#### TASKS TO PERFORM:
a) Answer the following from the passage on manifests and virtual blobs, one answer per line:
(i) What limitation does the passage say we will run into if the hash table is used for sub-component data?
(ii) When traversing a manifest tree, where are the hash references extracted from?
(iii) Which two fields make up a manifest_spec?
b) Pick up the passage on manifests and virtual blobs after its last line and continue it.

#### TEXT SEGMENT:
•••

When it comes to the question of using manifests to express
directories or similar trees of components, we should not confound
decoration with object composition. It looks as if one could use the
(hash) table as a table for sub-component data. One argument here is
that we will bump into the size limitation of (manifest) packets
wherefore we should compose objects out of virtual blobs _and_ the
composition spec also be stored in a separate virtual blob. For
example, what if the file name is larger than fits in one packet?
It is much cleaner to store the mapping table (that maps from file
attributes like names to virtual blobs) in a virtual blob.

Potential confusion can arise when we build a directory tree where
files and directories are all stored in virtual blobs. Isn't this
a manifest tree of manifest trees? No, it is not because they operate
at different levels. When traversing a manifest tree, we extract hash
references from the manifest's fields.  When traversing directories,
we extract hash references from inside the virtual blob (defined by
that manifest). These are very different memory zones.

Here is a writeup in form of a grammar/definitions:

packet := length-limited data object (NDN, CCN)

          I assume that a data object has type information such that
          "real blob" can be distinguished from "manifest packet". Having
          a hash name and retrieving the data object will tell us what
          kind of packet it is. Anything else (e.g., tagging hash
          pointers whether they are pointing to real blobs or a manifest
          pkt is a claim and thus unreliable. It's fine to keep such
          tags as a decoration but these are not needed to implement
          the virtual blob abstraction.

r_pkt := packet with TLV for "real blob"
m_pkt := packet with TLV for "manifest"

r_pkt.payload = any                              # the "real blob"
m_pkt.payload = manifest_spec

manifest_spec := deco + cont_seq                 # two fields, must fit in one packet
deco          := None | hashval | inlined
cont_seq      := sequence of (hashval | inlined)

vblob_content(h) is defined as follows:
           if type(fetch(h)) == r_pkt:
                   fetch(h).payload
           elif type(fetch(h)) == m_pkt:
                   concat( vblob_content(j) for all j in fetch(h).payload.cont_seq )

•••

#### INFORMATION GIVEN:
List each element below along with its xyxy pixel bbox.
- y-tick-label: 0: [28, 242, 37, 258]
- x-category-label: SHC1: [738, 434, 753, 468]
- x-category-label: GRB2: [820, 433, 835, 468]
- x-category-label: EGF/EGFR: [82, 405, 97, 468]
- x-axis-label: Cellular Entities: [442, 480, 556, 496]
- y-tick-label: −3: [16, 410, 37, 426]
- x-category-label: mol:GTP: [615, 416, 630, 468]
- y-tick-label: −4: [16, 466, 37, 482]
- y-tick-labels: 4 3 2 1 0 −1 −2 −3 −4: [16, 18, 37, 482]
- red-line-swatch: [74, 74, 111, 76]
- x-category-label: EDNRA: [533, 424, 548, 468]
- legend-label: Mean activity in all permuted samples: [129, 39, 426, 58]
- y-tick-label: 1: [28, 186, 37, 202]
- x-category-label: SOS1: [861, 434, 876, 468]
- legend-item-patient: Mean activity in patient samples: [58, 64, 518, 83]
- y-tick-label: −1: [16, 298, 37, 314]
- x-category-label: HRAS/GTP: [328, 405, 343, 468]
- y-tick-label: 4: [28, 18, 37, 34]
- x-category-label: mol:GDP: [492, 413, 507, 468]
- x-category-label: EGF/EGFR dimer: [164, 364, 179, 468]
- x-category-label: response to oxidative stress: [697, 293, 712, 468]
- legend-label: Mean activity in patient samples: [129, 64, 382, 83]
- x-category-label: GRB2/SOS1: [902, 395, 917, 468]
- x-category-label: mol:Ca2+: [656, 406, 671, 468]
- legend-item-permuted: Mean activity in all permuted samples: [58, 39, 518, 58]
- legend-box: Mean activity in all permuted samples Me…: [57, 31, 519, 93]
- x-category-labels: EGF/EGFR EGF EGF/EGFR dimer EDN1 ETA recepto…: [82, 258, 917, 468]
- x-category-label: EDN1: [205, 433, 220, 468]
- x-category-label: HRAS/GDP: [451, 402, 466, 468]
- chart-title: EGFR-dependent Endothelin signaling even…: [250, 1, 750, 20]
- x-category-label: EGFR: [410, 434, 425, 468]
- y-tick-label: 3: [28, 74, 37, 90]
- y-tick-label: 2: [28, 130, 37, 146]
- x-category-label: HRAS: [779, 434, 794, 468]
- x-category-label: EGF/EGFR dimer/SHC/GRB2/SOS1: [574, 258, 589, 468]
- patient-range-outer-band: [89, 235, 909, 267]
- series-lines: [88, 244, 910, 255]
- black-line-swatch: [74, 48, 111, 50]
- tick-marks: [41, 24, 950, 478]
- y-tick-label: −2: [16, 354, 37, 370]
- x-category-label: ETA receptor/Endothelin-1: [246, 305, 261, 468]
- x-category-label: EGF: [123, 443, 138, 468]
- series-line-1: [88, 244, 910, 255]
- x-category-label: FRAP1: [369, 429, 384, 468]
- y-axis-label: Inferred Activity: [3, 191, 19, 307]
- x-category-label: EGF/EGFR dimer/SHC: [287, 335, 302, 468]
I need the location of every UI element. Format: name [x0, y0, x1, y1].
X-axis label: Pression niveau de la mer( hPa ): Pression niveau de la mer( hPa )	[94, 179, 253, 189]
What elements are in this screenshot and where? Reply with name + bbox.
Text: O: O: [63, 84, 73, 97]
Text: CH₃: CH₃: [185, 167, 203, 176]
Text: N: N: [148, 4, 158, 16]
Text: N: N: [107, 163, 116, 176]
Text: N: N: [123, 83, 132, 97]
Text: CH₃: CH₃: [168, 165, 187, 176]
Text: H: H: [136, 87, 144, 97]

•••

#### ANSWERS PROVIDED:
a)
(i) The size limitation of (manifest) packets.
(ii) From the manifest's fields.
(iii) deco and cont_seq.

b)
                   # if j is inlined content, this is used instead of vblob_content(j)
           else:
                   fail


# The following would be part of a separate "FLIC decor draft":

vblob_deco(h, fork_name) is defined as follows:
           if type(fetch(h)) == r_pkt:
                   None
           elif type(fetch(h)) == m_pkt:
                   d = fetch(h).payload.deco
                   if d == None:
                        None
                   elif d is inlined:
                        d
                   else:
                        vblob_content(d).access(fork_name)
           # the mapping for fork_name to the resource, labeled as "access" above,
           # would also be part of that separate "FLIC decor draft"


# How would composition e.g., directories look? We show content access
# via a file's name and assume that the directory data structure maps
# a file name to some hash value (which names a virtual blob
# containing the file's content). This content access has no
# similarities with above content retrievals, as it calls
# vblob_content() twice:

dir_get_content(dir_hash_val, file_name):
         vblob_content( vblob_content(dir_hash_val).access(file_name) )

# we can decorate files because they are stored as virtual blobs:

dir_get_deco(dir_hash_val, file_name):
         vblob_deco( vblob_content(dir_hash_val).access(file_name) )

Composition does not require new NDN/CCN types: it's an application
level issue whether it wants to define a "type decoration", or put a
magic number (type) inside each directory virtual blob, and how it
encodes the composition spec.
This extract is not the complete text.